Go through the records and show each line where the word "клиент" occurs.
** Start **
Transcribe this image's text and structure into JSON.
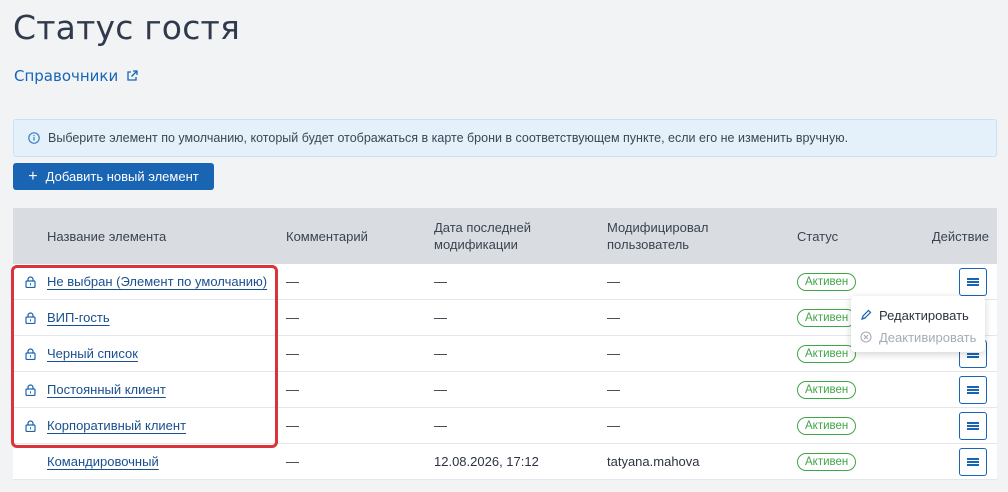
{
  "page": {
    "title": "Статус гостя"
  },
  "reference_link": {
    "label": "Справочники",
    "icon": "external-link-icon"
  },
  "info": {
    "icon": "info-icon",
    "text": "Выберите элемент по умолчанию, который будет отображаться в карте брони в соответствующем пункте, если его не изменить вручную."
  },
  "add_button": {
    "icon": "plus-icon",
    "label": "Добавить новый элемент"
  },
  "table": {
    "headers": {
      "name": "Название элемента",
      "comment": "Комментарий",
      "date_line1": "Дата последней",
      "date_line2": "модификации",
      "user_line1": "Модифицировал",
      "user_line2": "пользователь",
      "status": "Статус",
      "action": "Действие"
    },
    "rows": [
      {
        "locked": true,
        "name": "Не выбран (Элемент по умолчанию)",
        "comment": "—",
        "date": "—",
        "user": "—",
        "status": "Активен"
      },
      {
        "locked": true,
        "name": "ВИП-гость",
        "comment": "—",
        "date": "—",
        "user": "—",
        "status": "Активен"
      },
      {
        "locked": true,
        "name": "Черный список",
        "comment": "—",
        "date": "—",
        "user": "—",
        "status": "Активен"
      },
      {
        "locked": true,
        "name": "Постоянный клиент",
        "comment": "—",
        "date": "—",
        "user": "—",
        "status": "Активен"
      },
      {
        "locked": true,
        "name": "Корпоративный клиент",
        "comment": "—",
        "date": "—",
        "user": "—",
        "status": "Активен"
      },
      {
        "locked": false,
        "name": "Командировочный",
        "comment": "—",
        "date": "12.08.2026, 17:12",
        "user": "tatyana.mahova",
        "status": "Активен"
      }
    ]
  },
  "dropdown": {
    "edit": {
      "icon": "pencil-icon",
      "label": "Редактировать"
    },
    "deactivate": {
      "icon": "deactivate-icon",
      "label": "Деактивировать"
    }
  },
  "colors": {
    "accent": "#1a64b4",
    "status_active": "#3fa648",
    "highlight": "#d9343a"
  }
}
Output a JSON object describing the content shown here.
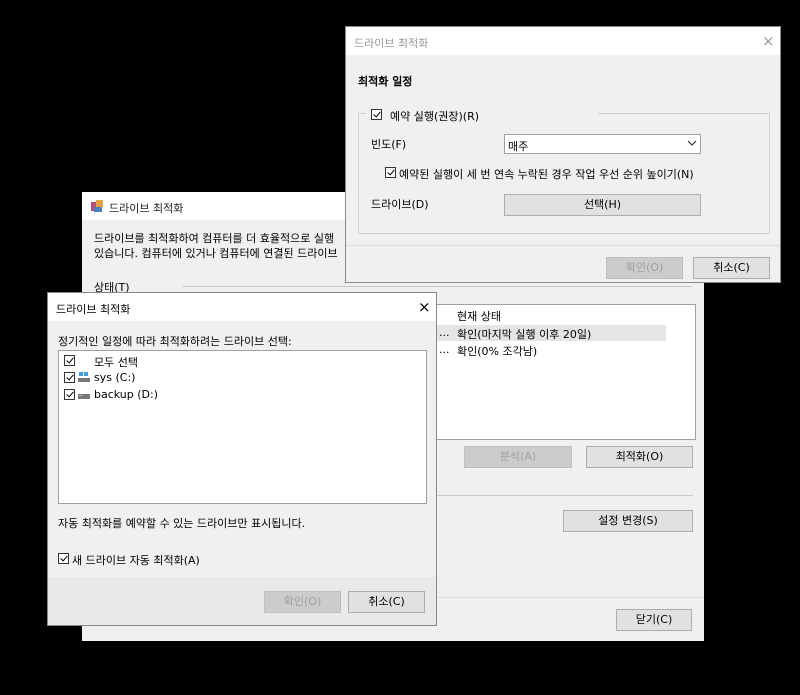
{
  "main": {
    "title": "드라이브 최적화",
    "desc_line1": "드라이브를 최적화하여 컴퓨터를 더 효율적으로 실행",
    "desc_line2": "있습니다. 컴퓨터에 있거나 컴퓨터에 연결된 드라이브",
    "status_label": "상태(T)",
    "column_current_status": "현재 상태",
    "rows": [
      {
        "ellipsis": "...",
        "status": "확인(마지막 실행 이후 20일)"
      },
      {
        "ellipsis": "...",
        "status": "확인(0% 조각남)"
      }
    ],
    "analyze_button": "분석(A)",
    "optimize_button": "최적화(O)",
    "change_settings_button": "설정 변경(S)",
    "close_button": "닫기(C)"
  },
  "schedule": {
    "title": "드라이브 최적화",
    "heading": "최적화 일정",
    "run_on_schedule": "예약 실행(권장)(R)",
    "frequency_label": "빈도(F)",
    "frequency_value": "매주",
    "increase_priority": "예약된 실행이 세 번 연속 누락된 경우 작업 우선 순위 높이기(N)",
    "drives_label": "드라이브(D)",
    "select_button": "선택(H)",
    "ok_button": "확인(O)",
    "cancel_button": "취소(C)"
  },
  "select_dialog": {
    "title": "드라이브 최적화",
    "instruction": "정기적인 일정에 따라 최적화하려는 드라이브 선택:",
    "select_all": "모두 선택",
    "drives": [
      {
        "label": "sys (C:)",
        "icon": "system-drive-icon"
      },
      {
        "label": "backup (D:)",
        "icon": "drive-icon"
      }
    ],
    "note": "자동 최적화를 예약할 수 있는 드라이브만 표시됩니다.",
    "auto_new": "새 드라이브 자동 최적화(A)",
    "ok_button": "확인(O)",
    "cancel_button": "취소(C)"
  }
}
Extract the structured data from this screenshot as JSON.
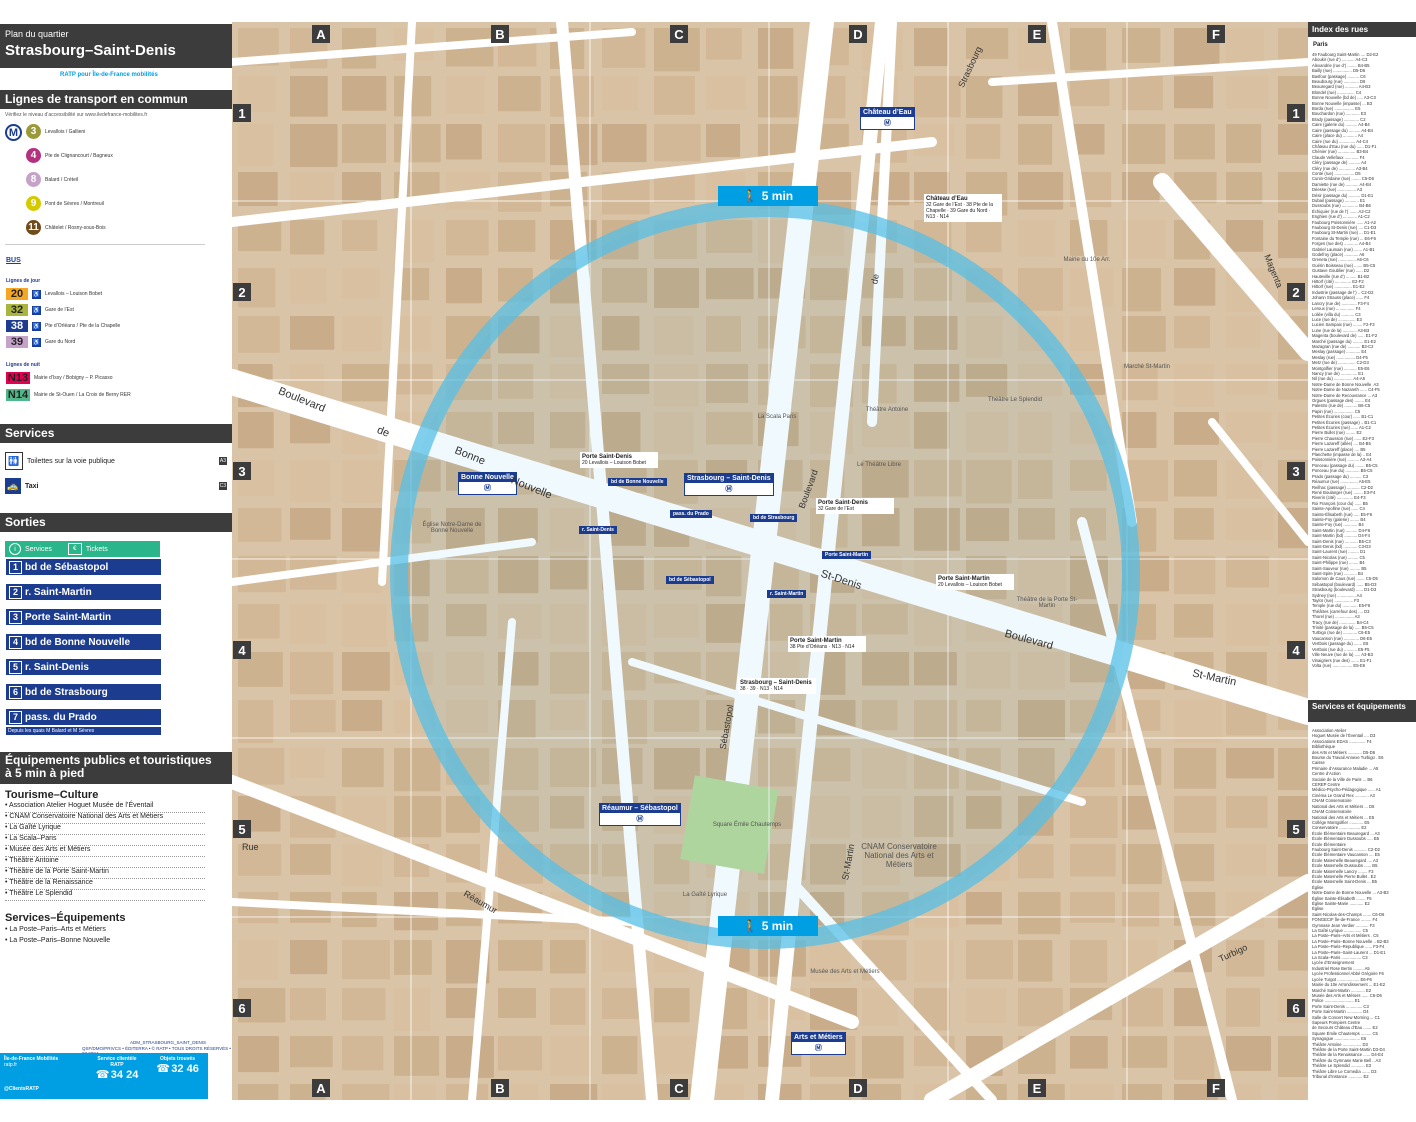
{
  "header": {
    "kicker": "Plan du quartier",
    "title": "Strasbourg–Saint-Denis",
    "logo_text": "RATP pour Île-de-France mobilités"
  },
  "transport": {
    "title": "Lignes de transport en commun",
    "note": "Vérifiez le niveau d’accessibilité sur www.iledefrance-mobilites.fr",
    "metro": [
      {
        "line": "3",
        "color": "#9a9a3a",
        "dest": "Levallois / Gallieni"
      },
      {
        "line": "4",
        "color": "#b3317e",
        "dest": "Pte de Clignancourt / Bagneux"
      },
      {
        "line": "8",
        "color": "#c5a3c9",
        "dest": "Balard / Créteil"
      },
      {
        "line": "9",
        "color": "#d5c900",
        "dest": "Pont de Sèvres / Montreuil"
      },
      {
        "line": "11",
        "color": "#704b1c",
        "dest": "Châtelet / Rosny-sous-Bois"
      }
    ],
    "bus_title": "BUS",
    "bus_day_title": "Lignes de jour",
    "bus_day": [
      {
        "line": "20",
        "bg": "#f5a623",
        "fg": "#222",
        "dest": "Levallois – Louison Bobet"
      },
      {
        "line": "32",
        "bg": "#a9b53c",
        "fg": "#222",
        "dest": "Gare de l’Est"
      },
      {
        "line": "38",
        "bg": "#1b3c8f",
        "fg": "#fff",
        "dest": "Pte d’Orléans / Pte de la Chapelle"
      },
      {
        "line": "39",
        "bg": "#c5a3c9",
        "fg": "#222",
        "dest": "Gare du Nord"
      }
    ],
    "bus_night_title": "Lignes de nuit",
    "bus_night": [
      {
        "line": "N13",
        "bg": "#e40051",
        "fg": "#222",
        "dest": "Mairie d’Issy / Bobigny – P. Picasso"
      },
      {
        "line": "N14",
        "bg": "#52b788",
        "fg": "#222",
        "dest": "Mairie de St-Ouen / La Croix de Berny RER"
      }
    ]
  },
  "services": {
    "title": "Services",
    "items": [
      {
        "label": "Toilettes sur la voie publique",
        "ref": "A3"
      },
      {
        "label": "Taxi",
        "ref": "C3"
      }
    ]
  },
  "sorties": {
    "title": "Sorties",
    "header_left": "Services",
    "header_right": "Tickets",
    "items": [
      {
        "num": "1",
        "label": "bd de Sébastopol"
      },
      {
        "num": "2",
        "label": "r. Saint-Martin"
      },
      {
        "num": "3",
        "label": "Porte Saint-Martin"
      },
      {
        "num": "4",
        "label": "bd de Bonne Nouvelle"
      },
      {
        "num": "5",
        "label": "r. Saint-Denis"
      },
      {
        "num": "6",
        "label": "bd de Strasbourg"
      },
      {
        "num": "7",
        "label": "pass. du Prado"
      }
    ],
    "footnote": "Depuis les quais M Balard et M Sèvres"
  },
  "equipements": {
    "title": "Équipements publics et touristiques à 5 min à pied",
    "tourisme_title": "Tourisme–Culture",
    "tourisme": [
      "Association Atelier Hoguet Musée de l’Éventail",
      "CNAM Conservatoire National des Arts et Métiers",
      "La Gaîté Lyrique",
      "La Scala–Paris",
      "Musée des Arts et Métiers",
      "Théâtre Antoine",
      "Théâtre de la Porte Saint-Martin",
      "Théâtre de la Renaissance",
      "Théâtre Le Splendid"
    ],
    "services_title": "Services–Équipements",
    "services": [
      "La Poste–Paris–Arts et Métiers",
      "La Poste–Paris–Bonne Nouvelle"
    ]
  },
  "footer": {
    "code": "ADM_STRASBOURG_SAINT_DENIS",
    "credits": "QSF/DMO/PRIVCS • ÉDITERRA • © RATP • TOUS DROITS RÉSERVÉS • 07.2024",
    "contacts": [
      {
        "title": "Île-de-France Mobilités",
        "value": "ratp.fr"
      },
      {
        "title": "Service clientèle RATP",
        "value": "34 24"
      },
      {
        "title": "Objets trouvés",
        "value": "32 46"
      }
    ],
    "social": "@ClientsRATP"
  },
  "grid": {
    "cols": [
      "A",
      "B",
      "C",
      "D",
      "E",
      "F"
    ],
    "rows": [
      "1",
      "2",
      "3",
      "4",
      "5",
      "6"
    ]
  },
  "map": {
    "walk_label": "5 min",
    "stations": [
      {
        "name": "Château d’Eau"
      },
      {
        "name": "Bonne Nouvelle"
      },
      {
        "name": "Strasbourg – Saint-Denis"
      },
      {
        "name": "Réaumur – Sébastopol"
      },
      {
        "name": "Arts et Métiers"
      }
    ],
    "exit_tags": [
      "bd de Bonne Nouvelle",
      "r. Saint-Denis",
      "pass. du Prado",
      "bd de Strasbourg",
      "bd de Sébastopol",
      "r. Saint-Martin",
      "Porte Saint-Martin"
    ],
    "streets": [
      {
        "name": "Boulevard"
      },
      {
        "name": "de"
      },
      {
        "name": "Bonne"
      },
      {
        "name": "Nouvelle"
      },
      {
        "name": "St-Denis"
      },
      {
        "name": "Boulevard"
      },
      {
        "name": "St-Martin"
      },
      {
        "name": "Sébastopol"
      },
      {
        "name": "Boulevard"
      },
      {
        "name": "de"
      },
      {
        "name": "Strasbourg"
      },
      {
        "name": "Magenta"
      },
      {
        "name": "Rue"
      },
      {
        "name": "Réaumur"
      },
      {
        "name": "St-Martin"
      },
      {
        "name": "Turbigo"
      }
    ],
    "pois": [
      {
        "name": "CNAM Conservatoire National des Arts et Métiers"
      },
      {
        "name": "Square Émile Chautemps"
      },
      {
        "name": "Théâtre de la Porte St-Martin"
      },
      {
        "name": "La Scala Paris"
      },
      {
        "name": "Théâtre Antoine"
      },
      {
        "name": "Marché St-Martin"
      },
      {
        "name": "Mairie du 10e Arr."
      },
      {
        "name": "Église Notre-Dame de Bonne Nouvelle"
      },
      {
        "name": "La Gaîté Lyrique"
      },
      {
        "name": "Musée des Arts et Métiers"
      },
      {
        "name": "Théâtre Le Splendid"
      },
      {
        "name": "Le Théâtre Libre"
      }
    ],
    "stop_cards": [
      {
        "title": "Porte Saint-Denis",
        "lines": "20 Levallois – Louison Bobet"
      },
      {
        "title": "Porte Saint-Martin",
        "lines": "20 Levallois – Louison Bobet"
      },
      {
        "title": "Château d’Eau",
        "lines": "32 Gare de l’Est · 38 Pte de la Chapelle · 39 Gare du Nord · N13 · N14"
      },
      {
        "title": "Porte Saint-Denis",
        "lines": "32 Gare de l’Est"
      },
      {
        "title": "Porte Saint-Martin",
        "lines": "38 Pte d’Orléans · N13 · N14"
      },
      {
        "title": "Strasbourg – Saint-Denis",
        "lines": "38 · 39 · N13 · N14"
      }
    ]
  },
  "right_panel": {
    "index_title": "Index des rues",
    "index_city": "Paris",
    "index_text": "49 Faubourg Saint-Martin .... D2-E2\nAboukir (rue d’) ........... A4-C3\nAlexandrie (rue d’) ........ B4-B5\nBailly (rue) ................ D5-D6\nBasfour (passage) .......... C6\nBeaubourg (rue) ............. D6\nBeauregard (rue) ........... A4-B3\nBlondel (rue) ............... C4\nBonne Nouvelle (bd de) ..... A3-C3\nBonne Nouvelle (impasse) ... B3\nBorda (rue) ................. E5\nBouchardon (rue) ............ E3\nBrady (passage) ............. C2\nCaire (galerie du) .......... A4-B4\nCaire (passage du) .......... A4-B4\nCaire (place du) ............ A4\nCaire (rue du) .............. A4-C4\nChâteau d’Eau (rue du) ...... D1-F1\nChénier (rue) ............... B3-B4\nClaude Vellefaux ............ F4\nCléry (passage de) .......... A4\nCléry (rue de) .............. A3-B4\nConté (rue) ................. D5\nCunin-Gridaine (rue) ........ C5-D6\nDamiette (rue de) ........... A4-B4\nDéesse (rue) ................ A3\nDésir (passage du) .......... D1-E1\nDubail (passage) ............ E1\nDussoubs (rue) .............. B4-B6\nÉchiquier (rue de l’) ....... A2-C2\nEnghien (rue d’) ............ A1-C2\nFaubourg Poissonnière ...... A1-A2\nFaubourg St-Denis (rue) .... C1-D3\nFaubourg St-Martin (rue) ... D1-E1\nFontaine du Temple (rue) ... E6-F6\nForges (rue des) ............ A4-B4\nGabriel Laumain (rue) ....... A1-B1\nGodefroy (place) ............ A6\nGreneta (rue) ............... A6-C6\nGuérin Boisseau (rue) ....... B5-C5\nGustave Goublier (rue) ...... D2\nHauteville (rue d’) ......... B1-B2\nHittorf (cité) .............. E2-F2\nHittorf (rue) ............... E1-E2\nIndustrie (passage de l’) .. C2-D2\nJohann Strauss (place) ...... F4\nLancry (rue de) ............. F3-F4\nLeroux (rue) ................ F4\nLoliée (villa du) ........... C3\nLuce (rue de) ............... E3\nLucien Sampaix (rue) ........ F2-F3\nLune (rue de la) ............ A3-B3\nMagenta (boulevard de) ...... E1-F2\nMarché (passage du) ......... E1-E2\nMazagran (rue de) ........... B3-C2\nMeslay (passage) ............ E4\nMeslay (rue) ................ D4-F5\nMetz (rue de) ............... C2-D3\nMontgolfier (rue) ........... E5-E6\nNancy (rue de) .............. E1\nNil (rue du) ................ A4-A5\nNotre-Dame de Bonne Nouvelle  A3\nNotre-Dame de Nazareth ...... C4-F5\nNotre-Dame de Recouvrance ... A3\nOrgues (passage des) ........ E4\nPalestro (rue de) ........... B6-C5\nPapin (rue) ................. C5\nPetites Écuries (cour) ...... B1-C1\nPetites Écuries (passage) .. B1-C1\nPetites Écuries (rue) ...... A1-C2\nPierre Bullet (rue) ........ E2\nPierre Chausson (rue) ...... E2-F3\nPierre Lazareff (allée) .... B4-B5\nPierre Lazareff (place) .... B5\nPlanchette (impasse de la) .. E4\nPoissonnière (rue) .......... A3-A4\nPonceau (passage du) ........ B5-C5\nPonceau (rue du) ............ B5-C5\nPrado (passage du) .......... C3\nRéaumur (rue) ............... A5-E5\nReilhac (passage) ........... C2-D2\nRené Boulanger (rue) ........ E3-F4\nRiverin (cité) .............. E4-F3\nRoi François (cour du) ...... B5\nSainte-Apolline (rue) ...... C4\nSainte-Élisabeth (rue) ..... E5-F6\nSainte-Foy (galerie) ........ B4\nSainte-Foy (rue) ............ B4\nSaint-Martin (rue) .......... D4-F6\nSaint-Martin (bd) ........... D4-F4\nSaint-Denis (rue) ........... B5-C3\nSaint-Denis (bd) ............ C3-D3\nSaint-Laurent (rue) ......... D1\nSaint-Nicolas (rue) ......... C5\nSaint-Philippe (rue) ........ B4\nSaint-Sauveur (rue) ......... B5\nSaint-Spire (rue) ........... B4\nSalomon de Caus (rue) ....... C5-D5\nSébastopol (boulevard) ...... B5-D3\nStrasbourg (boulevard) ...... D1-D3\nSydney (rue) ................ A4\nTaylor (rue) ................ F3\nTemple (rue du) ............. E5-F6\nThéâtres (carrefour des) .... D3\nThorel (rue) ................ A3\nTracy (rue de) .............. B4-C4\nTrinité (passage de la) ..... B5-C5\nTurbigo (rue de) ............ C6-E5\nVaucanson (rue) ............. D6-E5\nVertbois (passage du) ....... E5\nVertbois (rue du) ........... E5-F5\nVille Neuve (rue de la) ..... A3-B3\nVinaigriers (rue des) ....... E1-F1\nVolta (rue) ................. E5-E6",
    "services_title": "Services et équipements",
    "services_text": "Association Atelier\nHoguet Musée de l’Éventail .... D3\nAssociations EDAS .............. F4\nBibliothèque\ndes Arts et Métiers ............ D5-D6\nBourse du Travail Annexe Turbigo . E6\nCaisse\nPrimaire d’Assurance Maladie ... A5\nCentre d’Action\nSociale de la Ville de Paris ... B6\nCEREP Centre\nMédico-Psycho-Pédagogique ...... A1\nCinéma Le Grand Rex ............ A3\nCNAM Conservatoire\nNational des Arts et Métiers ... D5\nCNAM Conservatoire\nNational des Arts et Métiers ... E5\nCollège Montgolfier ............ E5\nConservatoire .................. E2\nÉcole Élémentaire Beauregard ... A3\nÉcole Élémentaire Dussoubs ..... B5\nÉcole Élémentaire\nFaubourg Saint-Denis ........... C2-D2\nÉcole Élémentaire Vaucanson .... E5\nÉcole Maternelle Beauregard .... A3\nÉcole Maternelle Dussoubs ...... B5\nÉcole Maternelle Lancry ........ F3\nÉcole Maternelle Pierre Bullet . E2\nÉcole Maternelle Saint-Denis ... B5\nÉglise\nNotre-Dame de Bonne Nouvelle ... A3-B3\nÉglise Sainte-Élisabeth ........ F5\nÉglise Sainte-Marie ............ E2\nÉglise\nSaint-Nicolas-des-Champs ....... C6-D6\nFONGECIF Île-de-France ......... F4\nGymnase Jean Verdier ........... F3\nLa Gaîté Lyrique ............... C5\nLa Poste–Paris–Arts et Métiers . C5\nLa Poste–Paris–Bonne Nouvelle .. B2-B3\nLa Poste–Paris–Republique ...... F3-F4\nLa Poste–Paris–Saint-Laurent ... D1-E1\nLa Scala–Paris ................. C3\nLycée d’Enseignement\nIndustriel Rose Bertin ......... A5\nLycée Professionnel Abbé Grégoire F6\nLycée Turgot ................... E6-F6\nMairie du 10e Arrondissement ... E1-E2\nMarché Saint-Martin ............ E2\nMusée des Arts et Métiers ...... C6-D6\nPolice ......................... E1\nPorte Saint-Denis .............. C3\nPorte Saint-Martin ............. D4\nSalle de Concert New Morning ... C1\nSapeurs Pompiers Centre\nde Secours Château d’Eau ....... E2\nSquare Émile Chautemps ......... C5\nSynagogue ...................... E5\nThéâtre Antoine ................ D3\nThéâtre de la Porte Saint-Martin D3-D4\nThéâtre de la Renaissance ...... D4-E4\nThéâtre du Gymnase Marie Bell .. A3\nThéâtre Le Splendid ............ E3\nThéâtre Libre Le Comedia ....... D3\nTribunal d’Instance ............ E2"
  }
}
** End **
§ Complete response
        "name": "Постоянный клиент",
        "name": "Корпоративный клиент",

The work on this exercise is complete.